Exercise aim: Scan the lines below; pull out those with "date".
## Begin Material to process
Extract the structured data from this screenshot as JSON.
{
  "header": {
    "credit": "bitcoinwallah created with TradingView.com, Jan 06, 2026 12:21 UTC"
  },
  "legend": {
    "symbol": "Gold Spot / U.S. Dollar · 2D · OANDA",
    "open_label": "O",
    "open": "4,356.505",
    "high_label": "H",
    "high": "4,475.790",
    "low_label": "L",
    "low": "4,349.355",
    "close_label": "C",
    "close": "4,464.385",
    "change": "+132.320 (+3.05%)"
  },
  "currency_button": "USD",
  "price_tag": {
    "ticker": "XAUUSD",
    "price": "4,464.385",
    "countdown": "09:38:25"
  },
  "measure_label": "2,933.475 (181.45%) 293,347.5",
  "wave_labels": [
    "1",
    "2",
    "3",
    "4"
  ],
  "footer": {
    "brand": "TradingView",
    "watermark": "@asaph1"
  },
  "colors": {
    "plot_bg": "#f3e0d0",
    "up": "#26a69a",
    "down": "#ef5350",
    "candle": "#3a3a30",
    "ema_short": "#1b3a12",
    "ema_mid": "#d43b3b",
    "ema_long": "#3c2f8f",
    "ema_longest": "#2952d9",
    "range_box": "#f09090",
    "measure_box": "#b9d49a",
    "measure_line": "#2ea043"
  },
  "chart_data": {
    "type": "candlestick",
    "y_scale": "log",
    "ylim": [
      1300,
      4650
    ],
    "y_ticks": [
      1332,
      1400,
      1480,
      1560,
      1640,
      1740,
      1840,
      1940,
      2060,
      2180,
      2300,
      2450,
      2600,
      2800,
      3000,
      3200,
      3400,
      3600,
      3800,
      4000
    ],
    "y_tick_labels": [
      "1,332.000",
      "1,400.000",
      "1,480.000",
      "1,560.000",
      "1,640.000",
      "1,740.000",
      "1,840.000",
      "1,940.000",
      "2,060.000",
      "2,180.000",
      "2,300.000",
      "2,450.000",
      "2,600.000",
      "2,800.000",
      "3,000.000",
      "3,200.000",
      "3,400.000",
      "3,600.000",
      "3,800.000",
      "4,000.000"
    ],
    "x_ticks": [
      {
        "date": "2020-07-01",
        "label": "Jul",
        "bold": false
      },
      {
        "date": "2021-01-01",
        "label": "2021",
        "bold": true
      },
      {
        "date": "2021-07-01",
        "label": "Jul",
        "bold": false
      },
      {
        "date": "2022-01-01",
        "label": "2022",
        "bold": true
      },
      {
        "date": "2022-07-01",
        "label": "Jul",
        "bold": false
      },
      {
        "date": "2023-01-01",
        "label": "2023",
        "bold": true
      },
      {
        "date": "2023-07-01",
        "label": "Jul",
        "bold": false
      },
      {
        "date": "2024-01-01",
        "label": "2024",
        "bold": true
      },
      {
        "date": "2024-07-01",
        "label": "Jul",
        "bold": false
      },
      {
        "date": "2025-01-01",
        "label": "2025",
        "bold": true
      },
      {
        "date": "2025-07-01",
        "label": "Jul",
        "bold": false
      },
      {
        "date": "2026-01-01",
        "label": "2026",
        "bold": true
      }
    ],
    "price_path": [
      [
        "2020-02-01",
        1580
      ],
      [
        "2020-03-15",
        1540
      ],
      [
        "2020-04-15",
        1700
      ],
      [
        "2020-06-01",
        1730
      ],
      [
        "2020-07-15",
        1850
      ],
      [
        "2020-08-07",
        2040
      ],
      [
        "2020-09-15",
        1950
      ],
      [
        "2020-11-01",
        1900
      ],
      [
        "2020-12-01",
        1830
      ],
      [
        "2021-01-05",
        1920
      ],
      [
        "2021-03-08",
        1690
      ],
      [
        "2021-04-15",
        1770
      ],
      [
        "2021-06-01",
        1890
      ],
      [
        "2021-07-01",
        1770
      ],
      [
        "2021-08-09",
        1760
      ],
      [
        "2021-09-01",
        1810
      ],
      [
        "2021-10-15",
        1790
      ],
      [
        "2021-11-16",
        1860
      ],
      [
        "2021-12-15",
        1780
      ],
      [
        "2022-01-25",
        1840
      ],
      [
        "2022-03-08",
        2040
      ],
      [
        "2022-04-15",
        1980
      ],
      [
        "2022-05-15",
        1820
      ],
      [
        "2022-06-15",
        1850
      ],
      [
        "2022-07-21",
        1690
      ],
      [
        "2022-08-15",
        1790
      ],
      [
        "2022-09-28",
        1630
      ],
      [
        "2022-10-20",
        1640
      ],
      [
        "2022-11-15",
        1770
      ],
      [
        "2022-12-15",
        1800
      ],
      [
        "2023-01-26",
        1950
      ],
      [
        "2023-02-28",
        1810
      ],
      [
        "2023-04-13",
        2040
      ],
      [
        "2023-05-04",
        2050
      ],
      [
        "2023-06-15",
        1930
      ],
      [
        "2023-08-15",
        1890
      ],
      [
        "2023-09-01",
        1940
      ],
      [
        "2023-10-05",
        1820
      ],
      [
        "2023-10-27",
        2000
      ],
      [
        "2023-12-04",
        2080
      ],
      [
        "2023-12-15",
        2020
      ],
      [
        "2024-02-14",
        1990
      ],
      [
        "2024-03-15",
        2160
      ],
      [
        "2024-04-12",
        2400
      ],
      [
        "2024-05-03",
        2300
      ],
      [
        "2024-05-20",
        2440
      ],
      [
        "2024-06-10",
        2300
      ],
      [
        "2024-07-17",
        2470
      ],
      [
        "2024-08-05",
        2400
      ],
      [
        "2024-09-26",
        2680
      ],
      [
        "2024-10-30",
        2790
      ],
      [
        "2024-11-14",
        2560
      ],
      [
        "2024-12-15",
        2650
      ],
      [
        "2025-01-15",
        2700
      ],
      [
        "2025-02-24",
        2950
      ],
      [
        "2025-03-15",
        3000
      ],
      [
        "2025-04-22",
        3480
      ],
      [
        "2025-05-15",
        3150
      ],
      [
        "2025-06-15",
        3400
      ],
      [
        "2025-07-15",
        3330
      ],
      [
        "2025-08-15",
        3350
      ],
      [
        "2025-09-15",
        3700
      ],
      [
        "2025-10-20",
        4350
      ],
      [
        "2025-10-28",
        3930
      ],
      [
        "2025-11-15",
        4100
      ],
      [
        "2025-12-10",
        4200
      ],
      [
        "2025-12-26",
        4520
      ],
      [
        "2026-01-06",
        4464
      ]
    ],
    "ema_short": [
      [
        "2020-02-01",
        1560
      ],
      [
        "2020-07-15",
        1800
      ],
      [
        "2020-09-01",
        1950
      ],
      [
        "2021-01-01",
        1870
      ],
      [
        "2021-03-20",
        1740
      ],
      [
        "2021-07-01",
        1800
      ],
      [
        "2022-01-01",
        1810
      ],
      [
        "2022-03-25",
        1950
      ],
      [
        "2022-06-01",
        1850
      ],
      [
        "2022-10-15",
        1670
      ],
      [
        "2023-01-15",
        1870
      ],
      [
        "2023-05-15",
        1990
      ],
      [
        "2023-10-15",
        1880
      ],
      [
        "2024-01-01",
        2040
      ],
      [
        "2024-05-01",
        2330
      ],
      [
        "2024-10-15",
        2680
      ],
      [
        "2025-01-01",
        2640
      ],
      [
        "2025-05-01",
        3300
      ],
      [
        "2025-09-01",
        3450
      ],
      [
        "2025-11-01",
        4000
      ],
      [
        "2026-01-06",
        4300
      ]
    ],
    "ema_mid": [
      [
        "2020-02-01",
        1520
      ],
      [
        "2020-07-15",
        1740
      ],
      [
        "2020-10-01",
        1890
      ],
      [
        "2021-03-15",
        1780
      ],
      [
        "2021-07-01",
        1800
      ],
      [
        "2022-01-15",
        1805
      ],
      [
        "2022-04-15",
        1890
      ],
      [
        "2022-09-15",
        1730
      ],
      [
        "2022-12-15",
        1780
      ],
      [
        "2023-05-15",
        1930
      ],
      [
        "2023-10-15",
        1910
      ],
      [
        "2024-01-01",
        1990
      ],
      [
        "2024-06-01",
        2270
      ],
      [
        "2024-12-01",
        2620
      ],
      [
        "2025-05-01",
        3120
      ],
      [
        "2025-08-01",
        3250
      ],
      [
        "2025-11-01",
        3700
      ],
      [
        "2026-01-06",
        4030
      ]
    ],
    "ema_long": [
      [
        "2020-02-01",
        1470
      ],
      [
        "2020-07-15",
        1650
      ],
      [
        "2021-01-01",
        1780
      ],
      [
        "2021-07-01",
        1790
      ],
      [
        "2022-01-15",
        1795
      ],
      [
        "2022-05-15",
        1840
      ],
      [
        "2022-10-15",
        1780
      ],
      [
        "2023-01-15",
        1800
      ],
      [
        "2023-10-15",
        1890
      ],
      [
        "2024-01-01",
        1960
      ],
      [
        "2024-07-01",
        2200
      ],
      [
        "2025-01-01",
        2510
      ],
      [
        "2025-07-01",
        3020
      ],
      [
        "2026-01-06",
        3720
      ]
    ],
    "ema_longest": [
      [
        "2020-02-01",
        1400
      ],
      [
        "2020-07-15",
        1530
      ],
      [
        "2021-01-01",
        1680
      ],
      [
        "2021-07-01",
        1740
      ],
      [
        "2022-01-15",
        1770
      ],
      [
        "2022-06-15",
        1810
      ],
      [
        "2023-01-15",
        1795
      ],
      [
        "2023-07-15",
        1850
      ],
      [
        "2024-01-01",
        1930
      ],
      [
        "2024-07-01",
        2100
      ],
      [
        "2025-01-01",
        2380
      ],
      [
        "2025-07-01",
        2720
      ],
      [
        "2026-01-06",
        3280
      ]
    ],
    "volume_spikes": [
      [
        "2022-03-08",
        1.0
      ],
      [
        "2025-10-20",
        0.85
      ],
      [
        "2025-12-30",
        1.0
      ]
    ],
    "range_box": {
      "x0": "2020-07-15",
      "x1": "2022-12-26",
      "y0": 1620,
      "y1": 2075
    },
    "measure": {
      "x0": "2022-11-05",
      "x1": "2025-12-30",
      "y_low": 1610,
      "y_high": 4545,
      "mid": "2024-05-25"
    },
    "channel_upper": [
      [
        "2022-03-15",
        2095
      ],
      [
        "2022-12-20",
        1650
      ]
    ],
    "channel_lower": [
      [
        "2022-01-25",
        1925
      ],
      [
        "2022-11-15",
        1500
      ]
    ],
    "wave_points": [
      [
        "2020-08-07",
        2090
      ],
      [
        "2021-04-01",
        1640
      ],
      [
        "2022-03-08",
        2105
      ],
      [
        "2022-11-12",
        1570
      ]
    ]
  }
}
## End Material to process
Exercise response:
        "date": "2020-07-01",
        "date": "2021-01-01",
        "date": "2021-07-01",
        "date": "2022-01-01",
        "date": "2022-07-01",
        "date": "2023-01-01",
        "date": "2023-07-01",
        "date": "2024-01-01",
        "date": "2024-07-01",
        "date": "2025-01-01",
        "date": "2025-07-01",
        "date": "2026-01-01",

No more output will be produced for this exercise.